╭─ Provided records
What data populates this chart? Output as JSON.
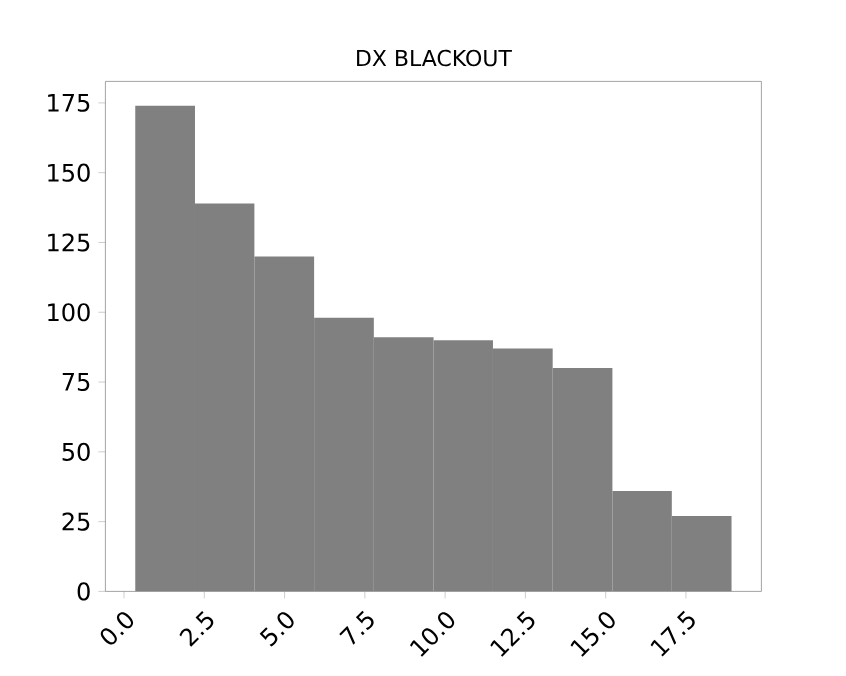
{
  "chart_data": {
    "type": "histogram",
    "title": "DX BLACKOUT",
    "bins": [
      0.35,
      2.21,
      4.06,
      5.92,
      7.78,
      9.64,
      11.49,
      13.35,
      15.21,
      17.06,
      18.92
    ],
    "values": [
      174,
      139,
      120,
      98,
      91,
      90,
      87,
      80,
      36,
      27
    ],
    "color": "#808080",
    "xlim": [
      -0.58,
      19.85
    ],
    "ylim": [
      0,
      182.7
    ],
    "xticks": [
      {
        "value": 0,
        "label": "0.0"
      },
      {
        "value": 2.5,
        "label": "2.5"
      },
      {
        "value": 5,
        "label": "5.0"
      },
      {
        "value": 7.5,
        "label": "7.5"
      },
      {
        "value": 10,
        "label": "10.0"
      },
      {
        "value": 12.5,
        "label": "12.5"
      },
      {
        "value": 15,
        "label": "15.0"
      },
      {
        "value": 17.5,
        "label": "17.5"
      }
    ],
    "yticks": [
      0,
      25,
      50,
      75,
      100,
      125,
      150,
      175
    ]
  }
}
╰─
Copy each line of the records precisely and drop any images they hold.

» Answer to this problem
What data populates this chart? Output as JSON.
{
  "chart_data": {
    "type": "histogram",
    "title": "DX BLACKOUT",
    "bins": [
      0.35,
      2.21,
      4.06,
      5.92,
      7.78,
      9.64,
      11.49,
      13.35,
      15.21,
      17.06,
      18.92
    ],
    "values": [
      174,
      139,
      120,
      98,
      91,
      90,
      87,
      80,
      36,
      27
    ],
    "color": "#808080",
    "xlim": [
      -0.58,
      19.85
    ],
    "ylim": [
      0,
      182.7
    ],
    "xticks": [
      {
        "value": 0,
        "label": "0.0"
      },
      {
        "value": 2.5,
        "label": "2.5"
      },
      {
        "value": 5,
        "label": "5.0"
      },
      {
        "value": 7.5,
        "label": "7.5"
      },
      {
        "value": 10,
        "label": "10.0"
      },
      {
        "value": 12.5,
        "label": "12.5"
      },
      {
        "value": 15,
        "label": "15.0"
      },
      {
        "value": 17.5,
        "label": "17.5"
      }
    ],
    "yticks": [
      0,
      25,
      50,
      75,
      100,
      125,
      150,
      175
    ]
  }
}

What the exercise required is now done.